• _GOAL_
Copy every line of the data that includes the string "toebehoort".

• _Dataset entries_
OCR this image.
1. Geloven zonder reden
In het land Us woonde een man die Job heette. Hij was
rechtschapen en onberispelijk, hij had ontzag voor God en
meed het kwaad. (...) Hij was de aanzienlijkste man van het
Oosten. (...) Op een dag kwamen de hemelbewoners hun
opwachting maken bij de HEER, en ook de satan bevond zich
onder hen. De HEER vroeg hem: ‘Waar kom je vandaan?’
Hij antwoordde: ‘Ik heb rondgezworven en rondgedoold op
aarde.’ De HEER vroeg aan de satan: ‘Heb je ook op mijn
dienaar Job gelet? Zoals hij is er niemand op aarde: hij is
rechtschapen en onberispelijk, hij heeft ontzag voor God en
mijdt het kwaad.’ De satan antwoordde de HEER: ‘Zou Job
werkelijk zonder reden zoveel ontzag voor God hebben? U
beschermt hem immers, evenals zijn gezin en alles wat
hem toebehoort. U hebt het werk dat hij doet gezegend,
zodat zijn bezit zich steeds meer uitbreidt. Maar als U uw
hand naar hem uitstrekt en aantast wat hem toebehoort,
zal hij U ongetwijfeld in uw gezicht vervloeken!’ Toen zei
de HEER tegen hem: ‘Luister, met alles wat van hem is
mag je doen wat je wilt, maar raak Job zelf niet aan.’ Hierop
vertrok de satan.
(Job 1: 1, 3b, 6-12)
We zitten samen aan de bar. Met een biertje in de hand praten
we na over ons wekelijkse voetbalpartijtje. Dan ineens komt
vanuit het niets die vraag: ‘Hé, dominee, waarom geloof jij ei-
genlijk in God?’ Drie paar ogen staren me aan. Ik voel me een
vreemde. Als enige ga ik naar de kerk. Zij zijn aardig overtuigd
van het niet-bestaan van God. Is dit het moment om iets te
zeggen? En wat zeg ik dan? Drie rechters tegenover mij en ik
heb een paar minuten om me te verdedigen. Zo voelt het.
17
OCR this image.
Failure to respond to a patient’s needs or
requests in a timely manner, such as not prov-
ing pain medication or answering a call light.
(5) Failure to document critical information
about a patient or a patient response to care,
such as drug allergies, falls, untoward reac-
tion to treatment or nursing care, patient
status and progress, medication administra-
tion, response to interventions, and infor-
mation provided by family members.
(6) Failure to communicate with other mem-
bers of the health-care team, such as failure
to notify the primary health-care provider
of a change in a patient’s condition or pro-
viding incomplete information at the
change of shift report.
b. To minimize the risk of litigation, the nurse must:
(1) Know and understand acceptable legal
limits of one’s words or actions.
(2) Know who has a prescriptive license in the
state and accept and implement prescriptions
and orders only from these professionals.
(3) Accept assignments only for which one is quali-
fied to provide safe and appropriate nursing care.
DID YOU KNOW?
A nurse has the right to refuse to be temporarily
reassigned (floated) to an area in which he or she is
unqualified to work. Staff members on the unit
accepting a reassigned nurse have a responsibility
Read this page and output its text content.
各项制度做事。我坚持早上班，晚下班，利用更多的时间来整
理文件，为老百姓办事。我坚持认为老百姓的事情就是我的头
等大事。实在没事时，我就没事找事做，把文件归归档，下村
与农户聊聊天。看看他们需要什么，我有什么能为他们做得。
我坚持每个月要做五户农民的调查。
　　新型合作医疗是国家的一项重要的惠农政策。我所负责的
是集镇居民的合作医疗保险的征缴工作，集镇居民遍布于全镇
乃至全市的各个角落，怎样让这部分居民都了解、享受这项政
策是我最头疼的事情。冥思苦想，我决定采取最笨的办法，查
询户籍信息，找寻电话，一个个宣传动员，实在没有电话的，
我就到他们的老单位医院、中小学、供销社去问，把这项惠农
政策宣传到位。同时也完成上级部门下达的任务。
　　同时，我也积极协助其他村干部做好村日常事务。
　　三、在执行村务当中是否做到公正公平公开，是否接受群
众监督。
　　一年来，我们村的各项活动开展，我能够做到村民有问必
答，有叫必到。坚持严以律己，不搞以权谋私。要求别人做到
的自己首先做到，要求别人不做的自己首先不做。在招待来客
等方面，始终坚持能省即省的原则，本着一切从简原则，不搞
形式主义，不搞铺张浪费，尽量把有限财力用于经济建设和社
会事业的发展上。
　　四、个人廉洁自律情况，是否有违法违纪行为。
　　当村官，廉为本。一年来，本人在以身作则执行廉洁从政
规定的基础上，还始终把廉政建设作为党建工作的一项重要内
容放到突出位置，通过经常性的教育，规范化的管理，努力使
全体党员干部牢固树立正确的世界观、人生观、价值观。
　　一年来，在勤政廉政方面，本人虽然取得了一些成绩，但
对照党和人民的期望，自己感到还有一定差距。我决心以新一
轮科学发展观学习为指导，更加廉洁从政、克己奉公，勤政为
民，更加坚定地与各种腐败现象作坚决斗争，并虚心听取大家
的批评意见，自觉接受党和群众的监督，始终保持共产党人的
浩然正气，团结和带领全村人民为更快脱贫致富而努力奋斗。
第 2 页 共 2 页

• _COMPLETE ANSWER_
hem toebehoort. U hebt het werk dat hij doet gezegend,
hand naar hem uitstrekt en aantast wat hem toebehoort,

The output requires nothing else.